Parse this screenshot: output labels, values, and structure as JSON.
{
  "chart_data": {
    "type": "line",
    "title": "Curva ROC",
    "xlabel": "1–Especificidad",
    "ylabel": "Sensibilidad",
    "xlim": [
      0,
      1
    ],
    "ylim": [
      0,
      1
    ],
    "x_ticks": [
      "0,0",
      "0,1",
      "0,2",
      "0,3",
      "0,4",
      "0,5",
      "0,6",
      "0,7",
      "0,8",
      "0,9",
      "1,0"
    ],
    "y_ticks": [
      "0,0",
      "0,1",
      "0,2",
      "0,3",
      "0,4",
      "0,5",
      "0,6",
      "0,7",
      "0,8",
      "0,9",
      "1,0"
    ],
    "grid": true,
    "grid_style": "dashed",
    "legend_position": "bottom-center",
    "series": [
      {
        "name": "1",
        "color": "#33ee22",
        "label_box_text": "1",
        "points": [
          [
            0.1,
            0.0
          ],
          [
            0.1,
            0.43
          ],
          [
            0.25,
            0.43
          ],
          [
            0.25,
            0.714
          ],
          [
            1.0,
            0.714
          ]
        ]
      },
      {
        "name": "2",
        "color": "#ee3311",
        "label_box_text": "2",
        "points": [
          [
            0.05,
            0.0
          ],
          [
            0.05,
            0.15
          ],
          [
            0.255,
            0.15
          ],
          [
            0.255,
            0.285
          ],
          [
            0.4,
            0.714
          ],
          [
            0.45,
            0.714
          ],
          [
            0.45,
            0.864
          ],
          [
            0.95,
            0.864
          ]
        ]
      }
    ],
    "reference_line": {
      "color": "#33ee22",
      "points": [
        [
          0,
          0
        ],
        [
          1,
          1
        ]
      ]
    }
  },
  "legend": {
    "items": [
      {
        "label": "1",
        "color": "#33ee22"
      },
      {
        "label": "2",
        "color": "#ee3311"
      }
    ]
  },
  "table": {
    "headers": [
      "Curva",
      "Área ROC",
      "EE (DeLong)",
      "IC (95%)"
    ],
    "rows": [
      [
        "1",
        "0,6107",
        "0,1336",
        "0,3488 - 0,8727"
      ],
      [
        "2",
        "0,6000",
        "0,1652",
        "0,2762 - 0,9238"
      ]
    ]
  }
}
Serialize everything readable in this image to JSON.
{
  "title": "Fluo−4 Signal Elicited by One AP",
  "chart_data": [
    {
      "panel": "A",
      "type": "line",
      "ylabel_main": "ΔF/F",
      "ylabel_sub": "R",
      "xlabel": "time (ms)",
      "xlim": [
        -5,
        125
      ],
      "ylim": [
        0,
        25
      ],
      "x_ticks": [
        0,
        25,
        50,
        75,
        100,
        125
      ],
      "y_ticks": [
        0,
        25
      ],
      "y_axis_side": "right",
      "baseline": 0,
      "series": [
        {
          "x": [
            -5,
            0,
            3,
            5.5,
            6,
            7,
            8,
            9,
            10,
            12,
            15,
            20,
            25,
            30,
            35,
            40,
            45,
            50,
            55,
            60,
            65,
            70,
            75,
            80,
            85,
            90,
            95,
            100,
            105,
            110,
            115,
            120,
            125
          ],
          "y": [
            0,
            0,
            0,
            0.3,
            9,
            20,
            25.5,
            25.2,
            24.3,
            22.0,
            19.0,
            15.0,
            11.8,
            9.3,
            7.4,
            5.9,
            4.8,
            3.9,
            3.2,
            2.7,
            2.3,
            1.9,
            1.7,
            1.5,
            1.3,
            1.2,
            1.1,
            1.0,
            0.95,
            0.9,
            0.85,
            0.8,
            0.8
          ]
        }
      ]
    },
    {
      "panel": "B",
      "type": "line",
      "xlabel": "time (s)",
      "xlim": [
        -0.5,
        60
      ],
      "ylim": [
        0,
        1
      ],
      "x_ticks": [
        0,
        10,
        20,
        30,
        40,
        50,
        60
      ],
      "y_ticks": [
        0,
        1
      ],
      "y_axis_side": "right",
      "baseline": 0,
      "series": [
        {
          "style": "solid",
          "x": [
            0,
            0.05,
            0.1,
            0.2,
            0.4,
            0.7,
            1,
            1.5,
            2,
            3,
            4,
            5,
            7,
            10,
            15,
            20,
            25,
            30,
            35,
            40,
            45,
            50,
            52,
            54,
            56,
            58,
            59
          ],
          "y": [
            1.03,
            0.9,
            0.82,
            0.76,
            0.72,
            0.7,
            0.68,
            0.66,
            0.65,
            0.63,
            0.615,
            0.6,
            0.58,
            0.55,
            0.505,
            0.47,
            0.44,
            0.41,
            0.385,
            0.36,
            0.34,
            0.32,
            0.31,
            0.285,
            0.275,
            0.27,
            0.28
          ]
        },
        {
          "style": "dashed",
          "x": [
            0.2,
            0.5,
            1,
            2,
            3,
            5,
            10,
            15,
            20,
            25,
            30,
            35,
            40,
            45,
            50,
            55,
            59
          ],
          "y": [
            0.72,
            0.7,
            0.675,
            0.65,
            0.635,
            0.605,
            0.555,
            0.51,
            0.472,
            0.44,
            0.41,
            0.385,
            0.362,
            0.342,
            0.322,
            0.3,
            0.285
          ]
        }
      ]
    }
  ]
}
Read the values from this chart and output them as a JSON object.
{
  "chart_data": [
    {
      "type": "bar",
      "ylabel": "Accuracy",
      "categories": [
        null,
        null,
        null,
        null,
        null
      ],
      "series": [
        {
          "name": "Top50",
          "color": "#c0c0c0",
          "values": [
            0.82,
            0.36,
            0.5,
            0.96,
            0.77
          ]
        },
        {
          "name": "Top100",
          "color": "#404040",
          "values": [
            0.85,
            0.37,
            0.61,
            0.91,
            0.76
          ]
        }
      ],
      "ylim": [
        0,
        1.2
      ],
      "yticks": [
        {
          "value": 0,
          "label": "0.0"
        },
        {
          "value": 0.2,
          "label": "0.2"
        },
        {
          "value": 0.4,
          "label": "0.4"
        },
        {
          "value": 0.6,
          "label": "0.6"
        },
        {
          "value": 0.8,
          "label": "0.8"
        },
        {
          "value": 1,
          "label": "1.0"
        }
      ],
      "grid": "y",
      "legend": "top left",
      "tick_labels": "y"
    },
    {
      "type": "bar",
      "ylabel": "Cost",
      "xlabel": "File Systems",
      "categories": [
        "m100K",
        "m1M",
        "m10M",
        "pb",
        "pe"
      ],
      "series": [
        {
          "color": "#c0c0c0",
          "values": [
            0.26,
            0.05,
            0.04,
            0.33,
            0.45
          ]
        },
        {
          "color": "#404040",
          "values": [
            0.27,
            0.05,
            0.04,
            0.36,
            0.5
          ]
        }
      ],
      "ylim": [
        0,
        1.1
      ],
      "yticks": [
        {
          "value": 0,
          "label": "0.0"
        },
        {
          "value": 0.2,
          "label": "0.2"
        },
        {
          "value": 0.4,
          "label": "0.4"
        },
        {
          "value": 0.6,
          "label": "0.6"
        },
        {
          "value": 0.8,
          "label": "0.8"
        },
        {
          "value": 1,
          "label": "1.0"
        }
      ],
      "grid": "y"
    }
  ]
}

::::::::

Using the data above, return each line exactly as written.

Parse this screenshot: output labels, values, and structure as JSON.
{
  "chart_data": {
    "type": "line",
    "title": "Curva ROC",
    "xlabel": "1–Especificidad",
    "ylabel": "Sensibilidad",
    "xlim": [
      0,
      1
    ],
    "ylim": [
      0,
      1
    ],
    "x_ticks": [
      "0,0",
      "0,1",
      "0,2",
      "0,3",
      "0,4",
      "0,5",
      "0,6",
      "0,7",
      "0,8",
      "0,9",
      "1,0"
    ],
    "y_ticks": [
      "0,0",
      "0,1",
      "0,2",
      "0,3",
      "0,4",
      "0,5",
      "0,6",
      "0,7",
      "0,8",
      "0,9",
      "1,0"
    ],
    "grid": true,
    "grid_style": "dashed",
    "legend_position": "bottom-center",
    "series": [
      {
        "name": "1",
        "color": "#33ee22",
        "label_box_text": "1",
        "points": [
          [
            0.1,
            0.0
          ],
          [
            0.1,
            0.43
          ],
          [
            0.25,
            0.43
          ],
          [
            0.25,
            0.714
          ],
          [
            1.0,
            0.714
          ]
        ]
      },
      {
        "name": "2",
        "color": "#ee3311",
        "label_box_text": "2",
        "points": [
          [
            0.05,
            0.0
          ],
          [
            0.05,
            0.15
          ],
          [
            0.255,
            0.15
          ],
          [
            0.255,
            0.285
          ],
          [
            0.4,
            0.714
          ],
          [
            0.45,
            0.714
          ],
          [
            0.45,
            0.864
          ],
          [
            0.95,
            0.864
          ]
        ]
      }
    ],
    "reference_line": {
      "color": "#33ee22",
      "points": [
        [
          0,
          0
        ],
        [
          1,
          1
        ]
      ]
    }
  },
  "legend": {
    "items": [
      {
        "label": "1",
        "color": "#33ee22"
      },
      {
        "label": "2",
        "color": "#ee3311"
      }
    ]
  },
  "table": {
    "headers": [
      "Curva",
      "Área ROC",
      "EE (DeLong)",
      "IC (95%)"
    ],
    "rows": [
      [
        "1",
        "0,6107",
        "0,1336",
        "0,3488 - 0,8727"
      ],
      [
        "2",
        "0,6000",
        "0,1652",
        "0,2762 - 0,9238"
      ]
    ]
  }
}
Serialize everything readable in this image to JSON.
{
  "title": "Fluo−4 Signal Elicited by One AP",
  "chart_data": [
    {
      "panel": "A",
      "type": "line",
      "ylabel_main": "ΔF/F",
      "ylabel_sub": "R",
      "xlabel": "time (ms)",
      "xlim": [
        -5,
        125
      ],
      "ylim": [
        0,
        25
      ],
      "x_ticks": [
        0,
        25,
        50,
        75,
        100,
        125
      ],
      "y_ticks": [
        0,
        25
      ],
      "y_axis_side": "right",
      "baseline": 0,
      "series": [
        {
          "x": [
            -5,
            0,
            3,
            5.5,
            6,
            7,
            8,
            9,
            10,
            12,
            15,
            20,
            25,
            30,
            35,
            40,
            45,
            50,
            55,
            60,
            65,
            70,
            75,
            80,
            85,
            90,
            95,
            100,
            105,
            110,
            115,
            120,
            125
          ],
          "y": [
            0,
            0,
            0,
            0.3,
            9,
            20,
            25.5,
            25.2,
            24.3,
            22.0,
            19.0,
            15.0,
            11.8,
            9.3,
            7.4,
            5.9,
            4.8,
            3.9,
            3.2,
            2.7,
            2.3,
            1.9,
            1.7,
            1.5,
            1.3,
            1.2,
            1.1,
            1.0,
            0.95,
            0.9,
            0.85,
            0.8,
            0.8
          ]
        }
      ]
    },
    {
      "panel": "B",
      "type": "line",
      "xlabel": "time (s)",
      "xlim": [
        -0.5,
        60
      ],
      "ylim": [
        0,
        1
      ],
      "x_ticks": [
        0,
        10,
        20,
        30,
        40,
        50,
        60
      ],
      "y_ticks": [
        0,
        1
      ],
      "y_axis_side": "right",
      "baseline": 0,
      "series": [
        {
          "style": "solid",
          "x": [
            0,
            0.05,
            0.1,
            0.2,
            0.4,
            0.7,
            1,
            1.5,
            2,
            3,
            4,
            5,
            7,
            10,
            15,
            20,
            25,
            30,
            35,
            40,
            45,
            50,
            52,
            54,
            56,
            58,
            59
          ],
          "y": [
            1.03,
            0.9,
            0.82,
            0.76,
            0.72,
            0.7,
            0.68,
            0.66,
            0.65,
            0.63,
            0.615,
            0.6,
            0.58,
            0.55,
            0.505,
            0.47,
            0.44,
            0.41,
            0.385,
            0.36,
            0.34,
            0.32,
            0.31,
            0.285,
            0.275,
            0.27,
            0.28
          ]
        },
        {
          "style": "dashed",
          "x": [
            0.2,
            0.5,
            1,
            2,
            3,
            5,
            10,
            15,
            20,
            25,
            30,
            35,
            40,
            45,
            50,
            55,
            59
          ],
          "y": [
            0.72,
            0.7,
            0.675,
            0.65,
            0.635,
            0.605,
            0.555,
            0.51,
            0.472,
            0.44,
            0.41,
            0.385,
            0.362,
            0.342,
            0.322,
            0.3,
            0.285
          ]
        }
      ]
    }
  ]
}
Read the values from this chart and output them as a JSON object.
{
  "chart_data": [
    {
      "type": "bar",
      "ylabel": "Accuracy",
      "categories": [
        null,
        null,
        null,
        null,
        null
      ],
      "series": [
        {
          "name": "Top50",
          "color": "#c0c0c0",
          "values": [
            0.82,
            0.36,
            0.5,
            0.96,
            0.77
          ]
        },
        {
          "name": "Top100",
          "color": "#404040",
          "values": [
            0.85,
            0.37,
            0.61,
            0.91,
            0.76
          ]
        }
      ],
      "ylim": [
        0,
        1.2
      ],
      "yticks": [
        {
          "value": 0,
          "label": "0.0"
        },
        {
          "value": 0.2,
          "label": "0.2"
        },
        {
          "value": 0.4,
          "label": "0.4"
        },
        {
          "value": 0.6,
          "label": "0.6"
        },
        {
          "value": 0.8,
          "label": "0.8"
        },
        {
          "value": 1,
          "label": "1.0"
        }
      ],
      "grid": "y",
      "legend": "top left",
      "tick_labels": "y"
    },
    {
      "type": "bar",
      "ylabel": "Cost",
      "xlabel": "File Systems",
      "categories": [
        "m100K",
        "m1M",
        "m10M",
        "pb",
        "pe"
      ],
      "series": [
        {
          "color": "#c0c0c0",
          "values": [
            0.26,
            0.05,
            0.04,
            0.33,
            0.45
          ]
        },
        {
          "color": "#404040",
          "values": [
            0.27,
            0.05,
            0.04,
            0.36,
            0.5
          ]
        }
      ],
      "ylim": [
        0,
        1.1
      ],
      "yticks": [
        {
          "value": 0,
          "label": "0.0"
        },
        {
          "value": 0.2,
          "label": "0.2"
        },
        {
          "value": 0.4,
          "label": "0.4"
        },
        {
          "value": 0.6,
          "label": "0.6"
        },
        {
          "value": 0.8,
          "label": "0.8"
        },
        {
          "value": 1,
          "label": "1.0"
        }
      ],
      "grid": "y"
    }
  ]
}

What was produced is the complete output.